++++ Material for this task

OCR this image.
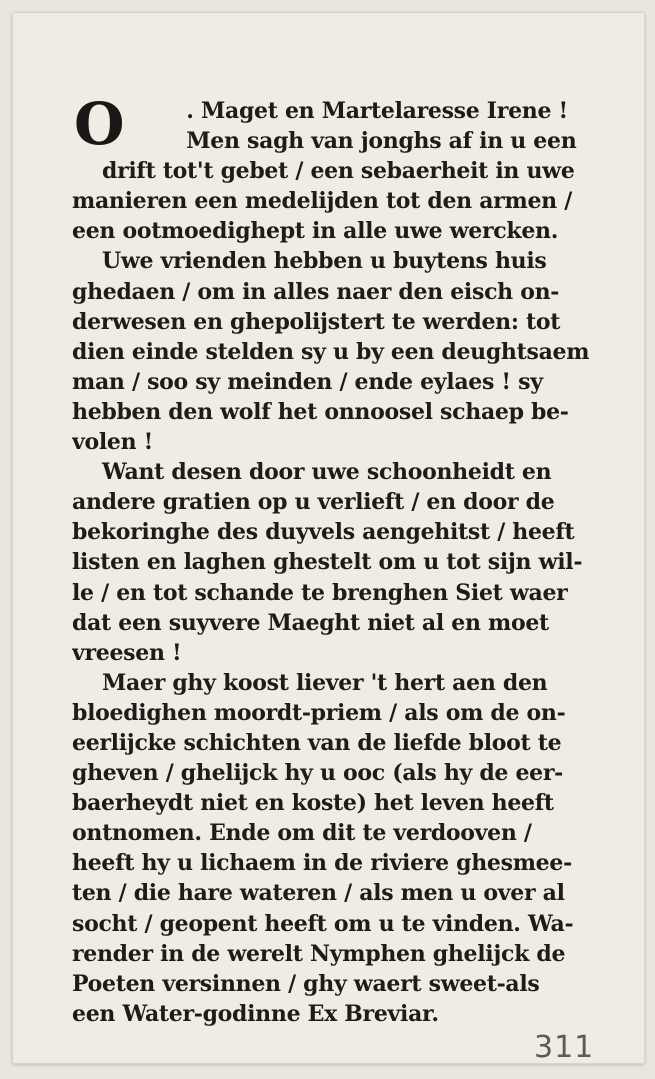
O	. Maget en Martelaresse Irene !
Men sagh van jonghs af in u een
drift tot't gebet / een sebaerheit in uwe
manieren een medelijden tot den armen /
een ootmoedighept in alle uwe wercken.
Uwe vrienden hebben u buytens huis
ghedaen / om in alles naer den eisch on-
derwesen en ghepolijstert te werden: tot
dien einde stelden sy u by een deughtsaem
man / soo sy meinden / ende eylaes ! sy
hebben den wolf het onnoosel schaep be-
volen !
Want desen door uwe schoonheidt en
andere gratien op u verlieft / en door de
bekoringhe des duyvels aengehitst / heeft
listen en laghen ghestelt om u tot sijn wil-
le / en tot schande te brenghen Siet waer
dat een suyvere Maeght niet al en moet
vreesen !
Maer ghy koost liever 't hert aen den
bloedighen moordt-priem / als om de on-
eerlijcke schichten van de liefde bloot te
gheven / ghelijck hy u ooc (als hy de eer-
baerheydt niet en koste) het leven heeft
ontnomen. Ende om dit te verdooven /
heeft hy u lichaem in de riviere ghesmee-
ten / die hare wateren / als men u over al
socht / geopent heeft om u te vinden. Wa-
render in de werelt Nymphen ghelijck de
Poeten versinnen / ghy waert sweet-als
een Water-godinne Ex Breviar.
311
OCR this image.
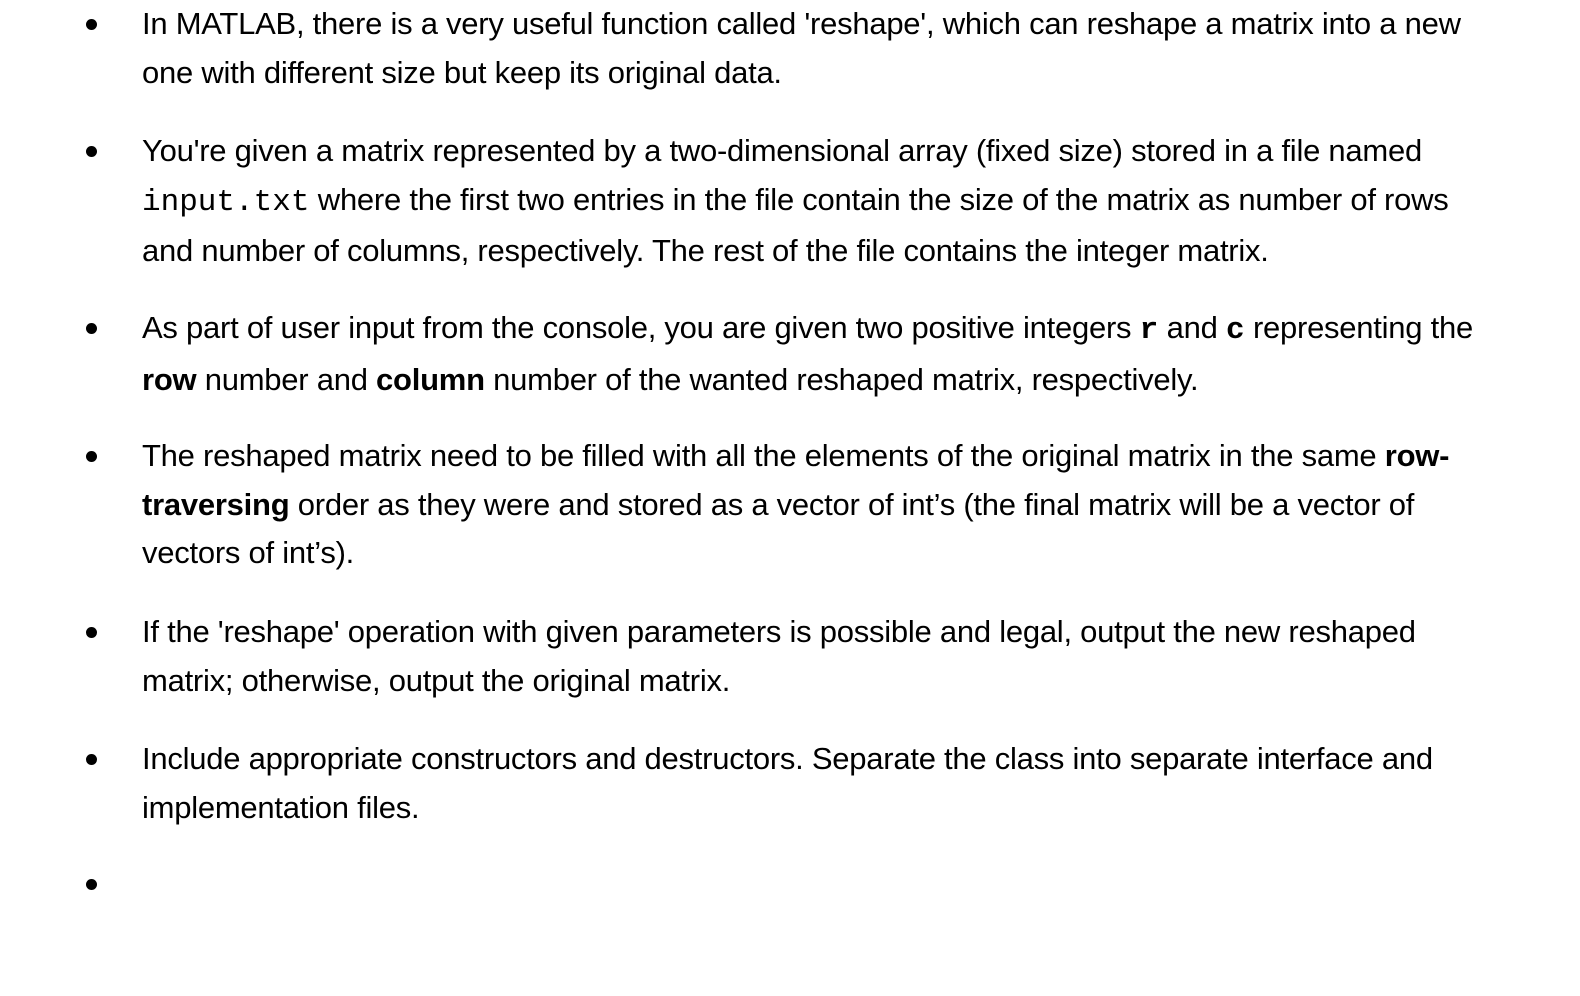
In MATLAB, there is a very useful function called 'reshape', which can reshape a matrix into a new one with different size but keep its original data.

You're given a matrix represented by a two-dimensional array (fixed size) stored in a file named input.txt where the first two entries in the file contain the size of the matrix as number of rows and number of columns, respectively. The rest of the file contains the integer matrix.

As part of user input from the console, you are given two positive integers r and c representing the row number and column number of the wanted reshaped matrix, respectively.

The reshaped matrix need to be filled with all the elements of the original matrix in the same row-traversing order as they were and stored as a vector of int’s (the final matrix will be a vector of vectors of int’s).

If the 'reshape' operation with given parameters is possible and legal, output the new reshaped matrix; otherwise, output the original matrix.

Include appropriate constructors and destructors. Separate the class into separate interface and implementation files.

++++++++

◆ The exercise ◆
Where a line above contains the word "number", copy that line.

◆ Expected answer ◆
You're given a matrix represented by a two-dimensional array (fixed size) stored in a file named input.txt where the first two entries in the file contain the size of the matrix as number of rows and number of columns, respectively. The rest of the file contains the integer matrix.
As part of user input from the console, you are given two positive integers r and c representing the row number and column number of the wanted reshaped matrix, respectively.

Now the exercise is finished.